__Saved entries__.
################

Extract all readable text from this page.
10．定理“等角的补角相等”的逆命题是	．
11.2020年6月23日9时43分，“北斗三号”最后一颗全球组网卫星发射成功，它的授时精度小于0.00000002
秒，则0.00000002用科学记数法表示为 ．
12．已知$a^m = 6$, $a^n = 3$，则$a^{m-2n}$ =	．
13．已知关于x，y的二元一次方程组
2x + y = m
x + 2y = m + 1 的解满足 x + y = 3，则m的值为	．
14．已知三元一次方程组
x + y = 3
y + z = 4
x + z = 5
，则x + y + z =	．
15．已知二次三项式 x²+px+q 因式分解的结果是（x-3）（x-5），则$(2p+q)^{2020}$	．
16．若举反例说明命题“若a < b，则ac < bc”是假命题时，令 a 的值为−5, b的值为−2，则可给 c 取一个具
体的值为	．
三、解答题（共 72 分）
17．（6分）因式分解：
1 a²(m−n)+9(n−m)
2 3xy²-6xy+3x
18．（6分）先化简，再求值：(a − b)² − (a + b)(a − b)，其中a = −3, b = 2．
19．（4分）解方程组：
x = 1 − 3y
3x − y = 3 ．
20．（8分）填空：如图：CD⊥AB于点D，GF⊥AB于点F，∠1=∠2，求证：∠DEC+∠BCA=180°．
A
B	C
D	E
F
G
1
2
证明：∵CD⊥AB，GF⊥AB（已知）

################

__Problem to work on__. Copy all of the data exactly.

__Final result__.
Extract all readable text from this page.
10．定理“等角的补角相等”的逆命题是	．
11.2020年6月23日9时43分，“北斗三号”最后一颗全球组网卫星发射成功，它的授时精度小于0.00000002
秒，则0.00000002用科学记数法表示为 ．
12．已知$a^m = 6$, $a^n = 3$，则$a^{m-2n}$ =	．
13．已知关于x，y的二元一次方程组
2x + y = m
x + 2y = m + 1 的解满足 x + y = 3，则m的值为	．
14．已知三元一次方程组
x + y = 3
y + z = 4
x + z = 5
，则x + y + z =	．
15．已知二次三项式 x²+px+q 因式分解的结果是（x-3）（x-5），则$(2p+q)^{2020}$	．
16．若举反例说明命题“若a < b，则ac < bc”是假命题时，令 a 的值为−5, b的值为−2，则可给 c 取一个具
体的值为	．
三、解答题（共 72 分）
17．（6分）因式分解：
1 a²(m−n)+9(n−m)
2 3xy²-6xy+3x
18．（6分）先化简，再求值：(a − b)² − (a + b)(a − b)，其中a = −3, b = 2．
19．（4分）解方程组：
x = 1 − 3y
3x − y = 3 ．
20．（8分）填空：如图：CD⊥AB于点D，GF⊥AB于点F，∠1=∠2，求证：∠DEC+∠BCA=180°．
A
B	C
D	E
F
G
1
2
证明：∵CD⊥AB，GF⊥AB（已知）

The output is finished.